** begin Material **
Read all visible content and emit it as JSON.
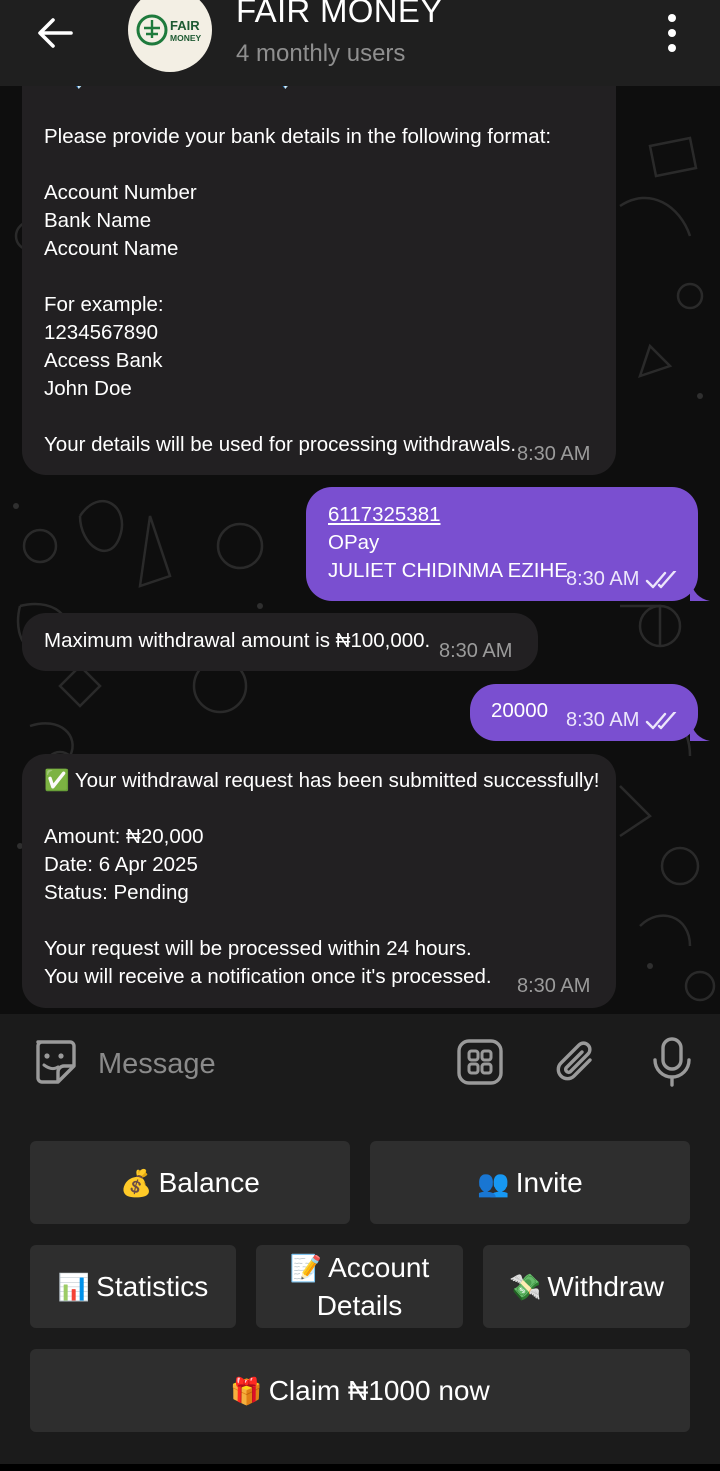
{
  "header": {
    "title": "FAIR MONEY",
    "subtitle": "4 monthly users",
    "logo_text_1": "FAIR",
    "logo_text_2": "MONEY"
  },
  "messages": [
    {
      "direction": "incoming",
      "partial_heading": "💎 Enter Bank Details 💎",
      "text": "Please provide your bank details in the following format:\n\nAccount Number\nBank Name\nAccount Name\n\nFor example:\n1234567890\nAccess Bank\nJohn Doe\n\nYour details will be used for processing withdrawals.",
      "time": "8:30 AM"
    },
    {
      "direction": "outgoing",
      "account_number": "6117325381",
      "text": "OPay\nJULIET CHIDINMA EZIHE",
      "time": "8:30 AM",
      "status": "read"
    },
    {
      "direction": "incoming",
      "text": "Maximum withdrawal amount is ₦100,000.",
      "time": "8:30 AM"
    },
    {
      "direction": "outgoing",
      "text": "20000",
      "time": "8:30 AM",
      "status": "read"
    },
    {
      "direction": "incoming",
      "text": "✅ Your withdrawal request has been submitted successfully!\n\nAmount: ₦20,000\nDate: 6 Apr 2025\nStatus: Pending\n\nYour request will be processed within 24 hours.\nYou will receive a notification once it's processed.",
      "time": "8:30 AM"
    }
  ],
  "input": {
    "placeholder": "Message"
  },
  "keyboard": {
    "balance": {
      "emoji": "💰",
      "label": "Balance"
    },
    "invite": {
      "emoji": "👥",
      "label": "Invite"
    },
    "statistics": {
      "emoji": "📊",
      "label": "Statistics"
    },
    "account_details": {
      "emoji": "📝",
      "label_1": "Account",
      "label_2": "Details"
    },
    "withdraw": {
      "emoji": "💸",
      "label": "Withdraw"
    },
    "claim": {
      "emoji": "🎁",
      "label": "Claim ₦1000 now"
    }
  },
  "colors": {
    "outgoing_bubble": "#7a4fd0",
    "incoming_bubble": "#222022",
    "header_bg": "#1f1f1f",
    "keyboard_button": "#2e2e2e"
  }
}
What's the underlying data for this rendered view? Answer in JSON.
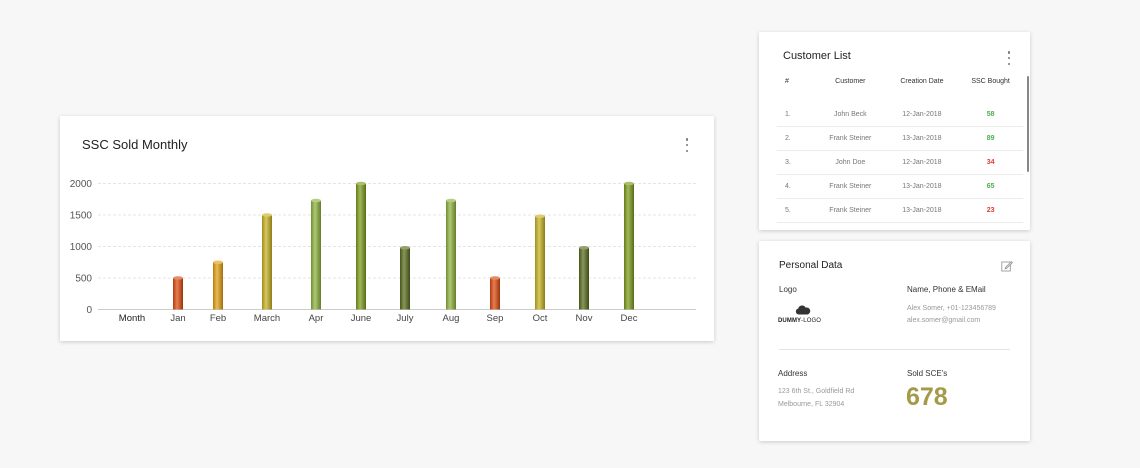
{
  "chart_card": {
    "title": "SSC Sold Monthly",
    "menu_icon": "more-vertical-icon"
  },
  "chart_data": {
    "type": "bar",
    "xlabel": "Month",
    "categories": [
      "Jan",
      "Feb",
      "March",
      "Apr",
      "June",
      "July",
      "Aug",
      "Sep",
      "Oct",
      "Nov",
      "Dec"
    ],
    "values": [
      500,
      750,
      1500,
      1730,
      2000,
      980,
      1730,
      500,
      1480,
      980,
      2000
    ],
    "colors": [
      "#dd4a10",
      "#e3a012",
      "#c8b222",
      "#8fb33e",
      "#7c9c1c",
      "#5a6d1e",
      "#8fb33e",
      "#dd4a10",
      "#c8b222",
      "#5a6d1e",
      "#7c9c1c"
    ],
    "y_ticks": [
      "0",
      "500",
      "1000",
      "1500",
      "2000"
    ],
    "ylim": [
      0,
      2000
    ],
    "grid": true
  },
  "customer_list": {
    "title": "Customer List",
    "menu_icon": "more-vertical-icon",
    "columns": [
      "#",
      "Customer",
      "Creation Date",
      "SSC Bought"
    ],
    "rows": [
      {
        "num": "1.",
        "customer": "John Beck",
        "date": "12-Jan-2018",
        "bought": "58",
        "color": "#4caf50"
      },
      {
        "num": "2.",
        "customer": "Frank Steiner",
        "date": "13-Jan-2018",
        "bought": "89",
        "color": "#4caf50"
      },
      {
        "num": "3.",
        "customer": "John Doe",
        "date": "12-Jan-2018",
        "bought": "34",
        "color": "#e53935"
      },
      {
        "num": "4.",
        "customer": "Frank Steiner",
        "date": "13-Jan-2018",
        "bought": "65",
        "color": "#4caf50"
      },
      {
        "num": "5.",
        "customer": "Frank Steiner",
        "date": "13-Jan-2018",
        "bought": "23",
        "color": "#e53935"
      }
    ]
  },
  "personal_data": {
    "title": "Personal Data",
    "edit_icon": "edit-icon",
    "logo_label": "Logo",
    "logo_text_bold": "DUMMY",
    "logo_text_light": "-LOGO",
    "contact_label": "Name, Phone & EMail",
    "contact_line1": "Alex Somer, +01-123456789",
    "contact_line2": "alex.somer@gmail.com",
    "address_label": "Address",
    "address_line1": "123 6th St., Goldfield Rd",
    "address_line2": "Melbourne, FL 32904",
    "sold_label": "Sold SCE's",
    "sold_value": "678",
    "accent_color": "#a39b4a"
  }
}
** end Material **
### Instruction
Scan the material above and determine how many lines include the word "emoji"; report only the number.

### Answer to this task
6